┌──
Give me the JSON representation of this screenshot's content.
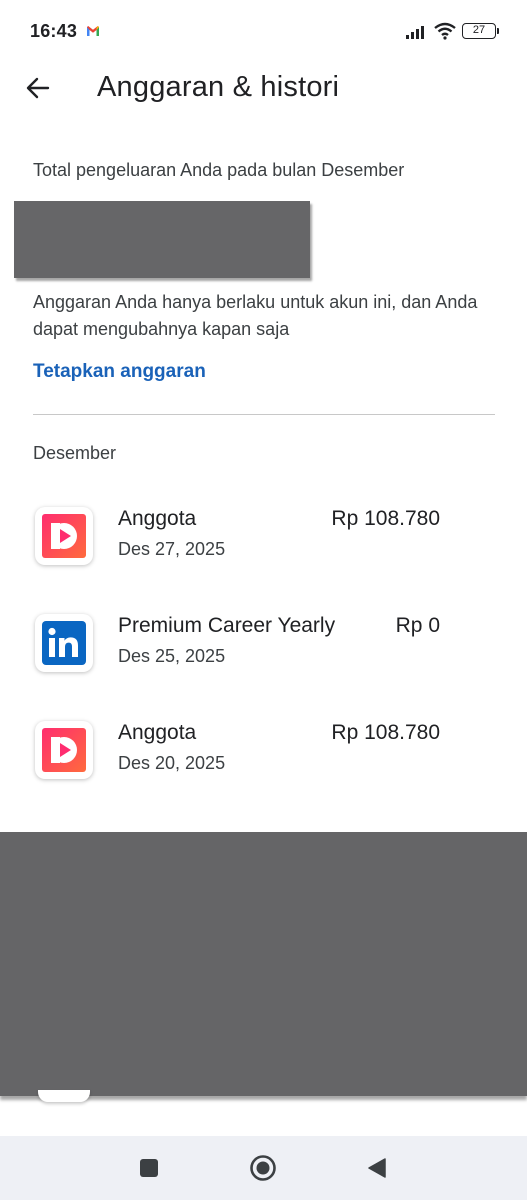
{
  "status_bar": {
    "time": "16:43",
    "battery": "27",
    "notification_icon": "gmail-icon"
  },
  "app_bar": {
    "back_icon": "arrow-left-icon",
    "title": "Anggaran & histori"
  },
  "summary": {
    "label": "Total pengeluaran Anda pada bulan Desember",
    "note": "Anggaran Anda hanya berlaku untuk akun ini, dan Anda dapat mengubahnya kapan saja",
    "set_budget_link": "Tetapkan anggaran"
  },
  "history": {
    "month": "Desember",
    "transactions": [
      {
        "name": "Anggota",
        "date": "Des 27, 2025",
        "amount": "Rp 108.780",
        "icon": "play-app-icon"
      },
      {
        "name": "Premium Career Yearly",
        "date": "Des 25, 2025",
        "amount": "Rp 0",
        "icon": "linkedin-icon"
      },
      {
        "name": "Anggota",
        "date": "Des 20, 2025",
        "amount": "Rp 108.780",
        "icon": "play-app-icon"
      }
    ]
  },
  "colors": {
    "link": "#1a62b8",
    "redaction": "#666668",
    "play_icon_gradient_start": "#ff3e6b",
    "play_icon_gradient_end": "#ff8a3d",
    "linkedin_blue": "#0a66c2",
    "navbar_bg": "#eef0f5"
  },
  "nav_bar": {
    "recents_icon": "square-icon",
    "home_icon": "circle-home-icon",
    "back_icon": "triangle-back-icon"
  }
}
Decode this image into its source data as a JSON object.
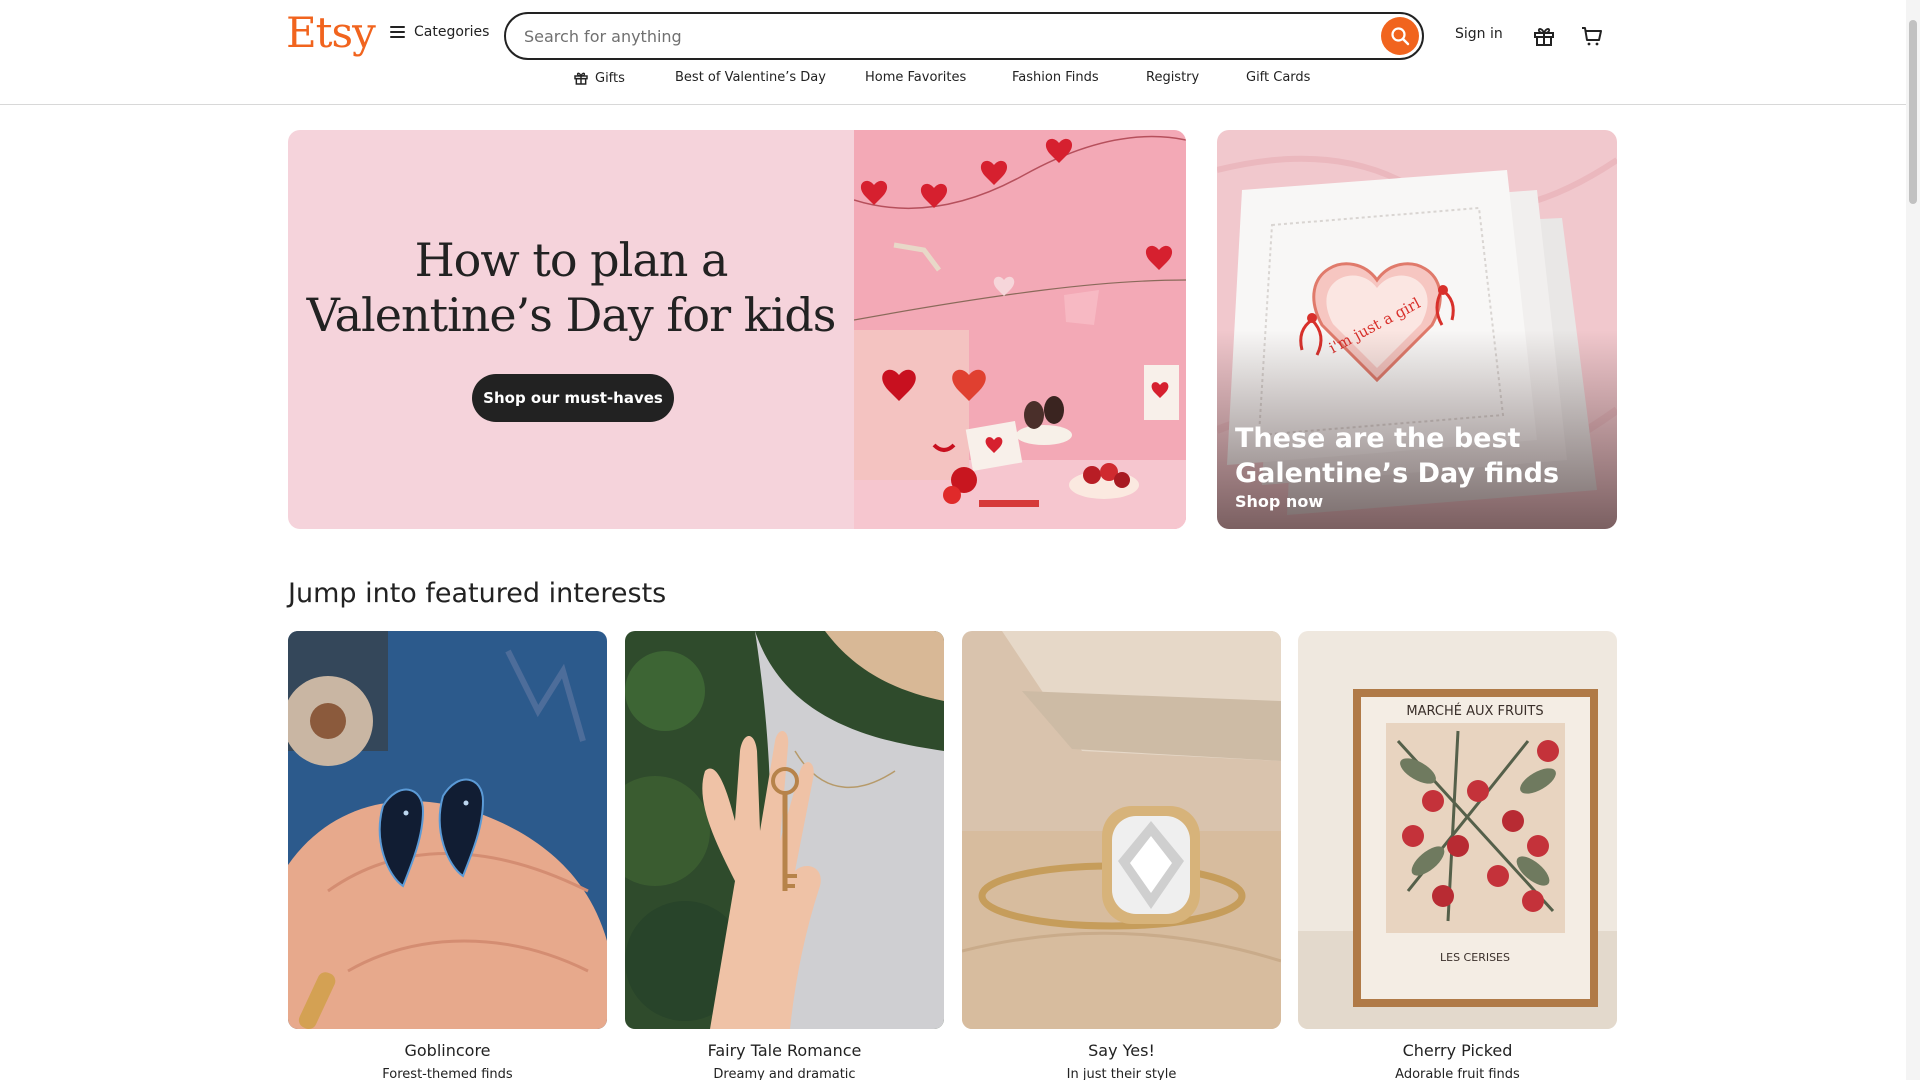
{
  "header": {
    "logo": "Etsy",
    "categories_label": "Categories",
    "search_placeholder": "Search for anything",
    "signin_label": "Sign in",
    "icons": {
      "menu": "hamburger-icon",
      "search": "search-icon",
      "gift": "gift-icon",
      "cart": "cart-icon"
    },
    "accent_color": "#f1641e"
  },
  "subnav": [
    {
      "label": "Gifts",
      "icon": "gift-icon"
    },
    {
      "label": "Best of Valentine’s Day"
    },
    {
      "label": "Home Favorites"
    },
    {
      "label": "Fashion Finds"
    },
    {
      "label": "Registry"
    },
    {
      "label": "Gift Cards"
    }
  ],
  "hero": {
    "title_line1": "How to plan a",
    "title_line2": "Valentine’s Day for kids",
    "button_label": "Shop our must-haves",
    "background": "#f5d3db"
  },
  "promo": {
    "title_line1": "These are the best",
    "title_line2": "Galentine’s Day finds",
    "link_label": "Shop now"
  },
  "interests": {
    "heading": "Jump into featured interests",
    "cards": [
      {
        "title": "Goblincore",
        "subtitle": "Forest-themed finds"
      },
      {
        "title": "Fairy Tale Romance",
        "subtitle": "Dreamy and dramatic"
      },
      {
        "title": "Say Yes!",
        "subtitle": "In just their style"
      },
      {
        "title": "Cherry Picked",
        "subtitle": "Adorable fruit finds"
      }
    ]
  },
  "artwork_text": {
    "poster_title": "MARCHÉ AUX FRUITS",
    "poster_subtitle": "LES CERISES",
    "napkin_text": "i'm just a girl"
  }
}
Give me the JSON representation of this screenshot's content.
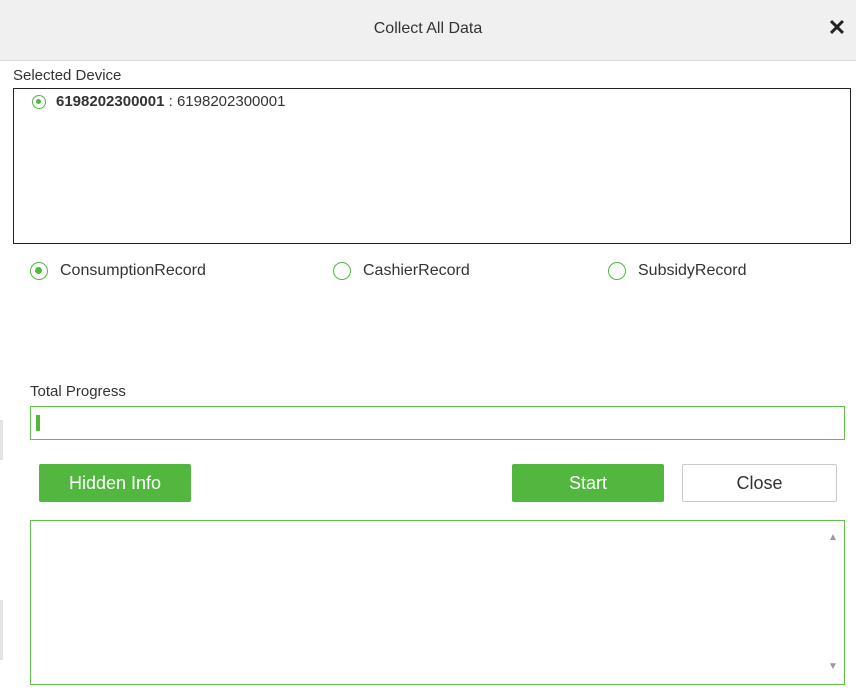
{
  "dialog": {
    "title": "Collect All Data",
    "close_icon": "✕"
  },
  "device_section": {
    "label": "Selected Device",
    "items": [
      {
        "id": "6198202300001",
        "separator": ":",
        "name": "6198202300001",
        "selected": true
      }
    ]
  },
  "record_options": [
    {
      "label": "ConsumptionRecord",
      "selected": true
    },
    {
      "label": "CashierRecord",
      "selected": false
    },
    {
      "label": "SubsidyRecord",
      "selected": false
    }
  ],
  "progress": {
    "label": "Total Progress",
    "value_percent": 0.5
  },
  "buttons": {
    "hidden_info": "Hidden Info",
    "start": "Start",
    "close": "Close"
  },
  "colors": {
    "accent": "#52b73e",
    "titlebar": "#f0f0f0"
  },
  "icons": {
    "close": "close-icon",
    "scroll_up": "scroll-up-arrow-icon",
    "scroll_down": "scroll-down-arrow-icon"
  }
}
└──
Check all the records above and select each line where the string "into" is found.

* [EXERCISE SOLUTION]:
Decode this image into its source data as a JSON object.
    "heading": "Jump into featured interests",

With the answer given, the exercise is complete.